** REQUIREMENT **
Reproduce the following data line for line, without altering anything.
════════════════
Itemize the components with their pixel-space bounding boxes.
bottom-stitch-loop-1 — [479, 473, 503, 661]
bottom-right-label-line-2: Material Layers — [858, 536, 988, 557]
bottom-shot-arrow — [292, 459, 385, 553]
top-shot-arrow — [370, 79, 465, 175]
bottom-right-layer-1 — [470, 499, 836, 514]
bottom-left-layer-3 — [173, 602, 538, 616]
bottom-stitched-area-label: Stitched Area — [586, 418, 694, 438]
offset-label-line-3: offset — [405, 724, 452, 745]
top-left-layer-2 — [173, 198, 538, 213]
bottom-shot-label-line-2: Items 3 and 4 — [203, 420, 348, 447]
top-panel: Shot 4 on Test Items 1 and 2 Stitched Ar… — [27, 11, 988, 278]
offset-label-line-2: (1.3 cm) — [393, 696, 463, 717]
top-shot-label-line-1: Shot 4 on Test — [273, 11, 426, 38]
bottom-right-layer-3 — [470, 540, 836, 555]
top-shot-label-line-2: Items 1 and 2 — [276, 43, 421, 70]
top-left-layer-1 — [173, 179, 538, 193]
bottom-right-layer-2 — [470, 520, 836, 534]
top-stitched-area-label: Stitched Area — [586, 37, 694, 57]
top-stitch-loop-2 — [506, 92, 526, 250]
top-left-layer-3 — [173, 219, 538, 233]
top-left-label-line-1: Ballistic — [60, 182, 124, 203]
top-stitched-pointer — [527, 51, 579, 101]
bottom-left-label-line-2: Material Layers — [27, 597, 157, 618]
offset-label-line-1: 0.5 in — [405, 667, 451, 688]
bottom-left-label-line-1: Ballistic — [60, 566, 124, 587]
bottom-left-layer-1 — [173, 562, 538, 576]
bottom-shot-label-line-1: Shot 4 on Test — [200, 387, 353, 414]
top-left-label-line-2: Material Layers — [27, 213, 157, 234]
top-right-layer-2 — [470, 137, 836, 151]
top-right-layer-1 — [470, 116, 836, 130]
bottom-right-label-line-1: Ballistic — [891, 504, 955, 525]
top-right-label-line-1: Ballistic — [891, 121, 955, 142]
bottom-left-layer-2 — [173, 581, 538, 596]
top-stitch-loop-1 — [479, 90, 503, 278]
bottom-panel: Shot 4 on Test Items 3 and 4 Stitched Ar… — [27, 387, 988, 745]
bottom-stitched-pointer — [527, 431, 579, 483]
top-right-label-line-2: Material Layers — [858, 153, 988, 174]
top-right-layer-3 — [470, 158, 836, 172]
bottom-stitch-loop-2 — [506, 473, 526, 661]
════════════════
** FINISHED ANSWER **
Itemize the components with their pixel-space bounding boxes.
bottom-stitch-loop-1 — [479, 473, 503, 661]
bottom-right-label-line-2: Material Layers — [858, 536, 988, 557]
bottom-shot-arrow — [292, 459, 385, 553]
top-shot-arrow — [370, 79, 465, 175]
bottom-right-layer-1 — [470, 499, 836, 514]
bottom-left-layer-3 — [173, 602, 538, 616]
bottom-stitched-area-label: Stitched Area — [586, 418, 694, 438]
offset-label-line-3: offset — [405, 724, 452, 745]
top-left-layer-2 — [173, 198, 538, 213]
bottom-shot-label-line-2: Items 3 and 4 — [203, 420, 348, 447]
top-panel: Shot 4 on Test Items 1 and 2 Stitched Ar… — [27, 11, 988, 278]
offset-label-line-2: (1.3 cm) — [393, 696, 463, 717]
top-shot-label-line-1: Shot 4 on Test — [273, 11, 426, 38]
bottom-right-layer-3 — [470, 540, 836, 555]
top-shot-label-line-2: Items 1 and 2 — [276, 43, 421, 70]
top-left-layer-1 — [173, 179, 538, 193]
bottom-right-layer-2 — [470, 520, 836, 534]
top-stitched-area-label: Stitched Area — [586, 37, 694, 57]
top-stitch-loop-2 — [506, 92, 526, 250]
top-left-layer-3 — [173, 219, 538, 233]
top-left-label-line-1: Ballistic — [60, 182, 124, 203]
top-stitched-pointer — [527, 51, 579, 101]
bottom-left-label-line-2: Material Layers — [27, 597, 157, 618]
offset-label-line-1: 0.5 in — [405, 667, 451, 688]
bottom-left-label-line-1: Ballistic — [60, 566, 124, 587]
bottom-left-layer-1 — [173, 562, 538, 576]
bottom-shot-label-line-1: Shot 4 on Test — [200, 387, 353, 414]
top-left-label-line-2: Material Layers — [27, 213, 157, 234]
top-right-layer-2 — [470, 137, 836, 151]
top-right-layer-1 — [470, 116, 836, 130]
bottom-right-label-line-1: Ballistic — [891, 504, 955, 525]
top-right-label-line-1: Ballistic — [891, 121, 955, 142]
bottom-left-layer-2 — [173, 581, 538, 596]
top-stitch-loop-1 — [479, 90, 503, 278]
bottom-panel: Shot 4 on Test Items 3 and 4 Stitched Ar… — [27, 387, 988, 745]
bottom-stitched-pointer — [527, 431, 579, 483]
top-right-label-line-2: Material Layers — [858, 153, 988, 174]
top-right-layer-3 — [470, 158, 836, 172]
bottom-stitch-loop-2 — [506, 473, 526, 661]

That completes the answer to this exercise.